MATERIAL FOR THIS TASK:
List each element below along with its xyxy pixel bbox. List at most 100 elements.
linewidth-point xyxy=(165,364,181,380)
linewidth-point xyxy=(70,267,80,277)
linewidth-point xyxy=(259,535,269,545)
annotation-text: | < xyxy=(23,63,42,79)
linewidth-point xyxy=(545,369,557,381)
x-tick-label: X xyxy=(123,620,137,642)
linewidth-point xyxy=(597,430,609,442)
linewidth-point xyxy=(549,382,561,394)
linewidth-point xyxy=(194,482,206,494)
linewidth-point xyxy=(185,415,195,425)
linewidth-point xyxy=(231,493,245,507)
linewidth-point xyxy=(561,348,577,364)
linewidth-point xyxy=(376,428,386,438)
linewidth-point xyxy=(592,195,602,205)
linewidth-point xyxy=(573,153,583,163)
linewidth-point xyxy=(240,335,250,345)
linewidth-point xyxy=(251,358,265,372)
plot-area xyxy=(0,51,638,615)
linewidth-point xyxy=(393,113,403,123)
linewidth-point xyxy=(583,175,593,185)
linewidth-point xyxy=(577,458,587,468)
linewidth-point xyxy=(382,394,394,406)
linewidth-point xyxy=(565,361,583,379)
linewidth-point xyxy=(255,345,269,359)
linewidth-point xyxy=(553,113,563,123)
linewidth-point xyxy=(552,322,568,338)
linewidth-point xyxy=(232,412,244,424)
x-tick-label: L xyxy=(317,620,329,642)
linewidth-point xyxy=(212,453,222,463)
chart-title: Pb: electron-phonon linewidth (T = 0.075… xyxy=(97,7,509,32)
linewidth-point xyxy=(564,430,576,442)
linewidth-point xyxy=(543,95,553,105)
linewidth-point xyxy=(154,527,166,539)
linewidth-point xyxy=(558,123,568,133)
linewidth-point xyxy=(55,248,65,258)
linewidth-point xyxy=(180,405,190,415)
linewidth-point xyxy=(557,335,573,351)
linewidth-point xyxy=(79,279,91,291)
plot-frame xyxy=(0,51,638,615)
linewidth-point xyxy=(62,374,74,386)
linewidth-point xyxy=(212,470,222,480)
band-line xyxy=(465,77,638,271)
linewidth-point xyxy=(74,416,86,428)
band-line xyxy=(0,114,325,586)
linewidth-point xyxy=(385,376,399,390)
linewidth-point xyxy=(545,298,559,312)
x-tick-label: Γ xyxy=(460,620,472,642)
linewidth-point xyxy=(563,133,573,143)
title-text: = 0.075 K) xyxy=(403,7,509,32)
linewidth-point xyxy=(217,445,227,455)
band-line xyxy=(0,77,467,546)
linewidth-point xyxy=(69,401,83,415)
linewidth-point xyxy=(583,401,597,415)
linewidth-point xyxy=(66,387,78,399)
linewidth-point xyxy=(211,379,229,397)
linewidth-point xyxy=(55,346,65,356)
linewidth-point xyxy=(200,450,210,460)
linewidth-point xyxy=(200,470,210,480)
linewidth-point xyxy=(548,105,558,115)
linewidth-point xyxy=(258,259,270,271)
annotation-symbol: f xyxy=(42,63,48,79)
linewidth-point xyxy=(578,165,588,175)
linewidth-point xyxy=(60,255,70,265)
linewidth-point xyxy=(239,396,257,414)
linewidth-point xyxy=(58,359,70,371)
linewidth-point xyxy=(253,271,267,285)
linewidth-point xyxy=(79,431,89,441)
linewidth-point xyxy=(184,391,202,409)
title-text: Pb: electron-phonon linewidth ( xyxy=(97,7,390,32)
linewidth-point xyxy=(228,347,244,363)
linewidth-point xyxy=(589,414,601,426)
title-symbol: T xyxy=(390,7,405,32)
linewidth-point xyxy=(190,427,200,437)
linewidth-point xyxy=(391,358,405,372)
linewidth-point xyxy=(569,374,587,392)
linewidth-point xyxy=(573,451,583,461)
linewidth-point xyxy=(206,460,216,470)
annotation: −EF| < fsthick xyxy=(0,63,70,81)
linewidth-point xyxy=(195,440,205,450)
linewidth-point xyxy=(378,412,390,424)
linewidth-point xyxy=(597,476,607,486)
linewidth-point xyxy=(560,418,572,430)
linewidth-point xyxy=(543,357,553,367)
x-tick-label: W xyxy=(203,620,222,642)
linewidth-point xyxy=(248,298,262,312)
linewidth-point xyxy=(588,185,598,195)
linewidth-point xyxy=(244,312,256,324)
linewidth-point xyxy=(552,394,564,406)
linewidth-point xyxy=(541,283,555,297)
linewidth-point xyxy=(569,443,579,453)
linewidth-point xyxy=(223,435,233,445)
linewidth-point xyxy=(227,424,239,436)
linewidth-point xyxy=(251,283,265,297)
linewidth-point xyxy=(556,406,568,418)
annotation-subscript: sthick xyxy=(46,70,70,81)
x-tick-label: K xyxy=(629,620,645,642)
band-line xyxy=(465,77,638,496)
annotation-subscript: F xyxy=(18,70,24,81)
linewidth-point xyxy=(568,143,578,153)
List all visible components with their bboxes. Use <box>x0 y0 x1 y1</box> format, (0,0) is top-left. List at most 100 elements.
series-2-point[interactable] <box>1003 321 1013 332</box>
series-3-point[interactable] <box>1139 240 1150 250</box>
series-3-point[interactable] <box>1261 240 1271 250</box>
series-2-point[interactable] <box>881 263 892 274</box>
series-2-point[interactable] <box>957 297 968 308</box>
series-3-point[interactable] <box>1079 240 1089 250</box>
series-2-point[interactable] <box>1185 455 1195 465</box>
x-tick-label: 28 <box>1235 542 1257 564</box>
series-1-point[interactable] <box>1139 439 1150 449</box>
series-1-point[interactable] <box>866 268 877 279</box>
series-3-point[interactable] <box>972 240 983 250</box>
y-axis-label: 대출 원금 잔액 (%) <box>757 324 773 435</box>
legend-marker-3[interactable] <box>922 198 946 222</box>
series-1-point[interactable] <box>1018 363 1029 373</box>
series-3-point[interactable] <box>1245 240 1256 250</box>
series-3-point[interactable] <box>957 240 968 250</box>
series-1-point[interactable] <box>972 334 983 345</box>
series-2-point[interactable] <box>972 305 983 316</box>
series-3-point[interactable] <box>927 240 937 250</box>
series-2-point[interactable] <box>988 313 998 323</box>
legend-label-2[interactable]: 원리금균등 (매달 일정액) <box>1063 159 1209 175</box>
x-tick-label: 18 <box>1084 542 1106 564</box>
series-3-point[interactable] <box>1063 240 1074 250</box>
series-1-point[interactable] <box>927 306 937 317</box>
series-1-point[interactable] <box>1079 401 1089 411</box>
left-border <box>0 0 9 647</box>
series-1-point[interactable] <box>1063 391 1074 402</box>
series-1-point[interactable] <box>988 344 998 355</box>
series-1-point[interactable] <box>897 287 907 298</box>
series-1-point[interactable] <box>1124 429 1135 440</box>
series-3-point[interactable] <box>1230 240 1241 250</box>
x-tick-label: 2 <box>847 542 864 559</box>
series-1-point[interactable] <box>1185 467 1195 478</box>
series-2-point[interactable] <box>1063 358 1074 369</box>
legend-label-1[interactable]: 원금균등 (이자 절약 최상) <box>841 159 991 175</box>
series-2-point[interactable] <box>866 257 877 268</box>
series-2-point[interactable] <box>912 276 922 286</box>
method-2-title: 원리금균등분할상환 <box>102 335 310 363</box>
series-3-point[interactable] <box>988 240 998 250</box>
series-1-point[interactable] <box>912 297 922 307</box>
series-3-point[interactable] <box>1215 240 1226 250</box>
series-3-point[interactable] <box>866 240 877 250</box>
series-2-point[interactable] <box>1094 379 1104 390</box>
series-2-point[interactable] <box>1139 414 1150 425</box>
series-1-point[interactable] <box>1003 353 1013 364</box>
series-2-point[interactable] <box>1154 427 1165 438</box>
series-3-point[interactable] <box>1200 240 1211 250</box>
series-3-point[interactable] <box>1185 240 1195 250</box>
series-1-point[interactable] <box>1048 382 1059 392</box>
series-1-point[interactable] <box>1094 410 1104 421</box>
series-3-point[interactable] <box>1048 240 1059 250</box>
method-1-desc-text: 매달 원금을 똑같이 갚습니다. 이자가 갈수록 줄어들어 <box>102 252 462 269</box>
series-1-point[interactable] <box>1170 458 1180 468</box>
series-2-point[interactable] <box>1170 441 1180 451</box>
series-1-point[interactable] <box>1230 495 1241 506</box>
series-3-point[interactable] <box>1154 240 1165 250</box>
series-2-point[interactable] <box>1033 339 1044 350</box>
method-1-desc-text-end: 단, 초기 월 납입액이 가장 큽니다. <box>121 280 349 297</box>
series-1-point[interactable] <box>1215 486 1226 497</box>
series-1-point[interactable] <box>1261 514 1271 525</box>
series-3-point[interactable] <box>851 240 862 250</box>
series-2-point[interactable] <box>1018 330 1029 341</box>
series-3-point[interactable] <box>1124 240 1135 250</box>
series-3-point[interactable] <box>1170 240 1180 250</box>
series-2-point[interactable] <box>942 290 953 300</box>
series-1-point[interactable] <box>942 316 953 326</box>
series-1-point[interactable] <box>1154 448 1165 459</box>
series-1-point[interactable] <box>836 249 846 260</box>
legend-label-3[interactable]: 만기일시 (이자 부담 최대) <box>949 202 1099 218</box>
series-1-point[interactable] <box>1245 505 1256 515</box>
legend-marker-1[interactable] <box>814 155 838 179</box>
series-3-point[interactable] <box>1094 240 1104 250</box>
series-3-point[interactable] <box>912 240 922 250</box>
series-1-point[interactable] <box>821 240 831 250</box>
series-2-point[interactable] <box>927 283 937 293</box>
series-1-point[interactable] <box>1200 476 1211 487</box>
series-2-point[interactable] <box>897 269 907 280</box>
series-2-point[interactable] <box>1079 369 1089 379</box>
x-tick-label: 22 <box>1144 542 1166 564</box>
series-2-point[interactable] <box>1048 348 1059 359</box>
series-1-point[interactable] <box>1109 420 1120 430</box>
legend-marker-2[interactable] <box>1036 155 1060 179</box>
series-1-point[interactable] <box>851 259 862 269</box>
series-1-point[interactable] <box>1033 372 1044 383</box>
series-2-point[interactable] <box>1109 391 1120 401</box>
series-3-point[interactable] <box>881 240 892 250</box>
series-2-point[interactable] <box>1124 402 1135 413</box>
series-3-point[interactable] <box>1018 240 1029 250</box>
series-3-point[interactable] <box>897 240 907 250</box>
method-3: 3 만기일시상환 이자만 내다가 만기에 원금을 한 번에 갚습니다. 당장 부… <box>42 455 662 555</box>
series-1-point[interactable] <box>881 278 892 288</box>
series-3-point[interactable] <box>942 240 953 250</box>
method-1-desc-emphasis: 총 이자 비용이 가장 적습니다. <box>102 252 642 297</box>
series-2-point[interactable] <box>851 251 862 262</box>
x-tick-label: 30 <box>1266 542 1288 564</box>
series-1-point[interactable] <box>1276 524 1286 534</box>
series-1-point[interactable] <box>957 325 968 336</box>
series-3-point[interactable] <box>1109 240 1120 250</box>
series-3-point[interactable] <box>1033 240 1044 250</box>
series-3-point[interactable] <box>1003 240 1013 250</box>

INSTRUCTIONS FOR THE TASK: Give every line from the start of the entries through the line containing "linewidth-point xyxy=(597,430,609,442)", inclusive, as a numbered list, leaving out any blank lines.

RESPONSE:
1. List each element below along with its xyxy pixel bbox. List at most 100 elements.
2. linewidth-point xyxy=(165,364,181,380)
3. linewidth-point xyxy=(70,267,80,277)
4. linewidth-point xyxy=(259,535,269,545)
5. annotation-text: | < xyxy=(23,63,42,79)
6. linewidth-point xyxy=(545,369,557,381)
7. x-tick-label: X xyxy=(123,620,137,642)
8. linewidth-point xyxy=(597,430,609,442)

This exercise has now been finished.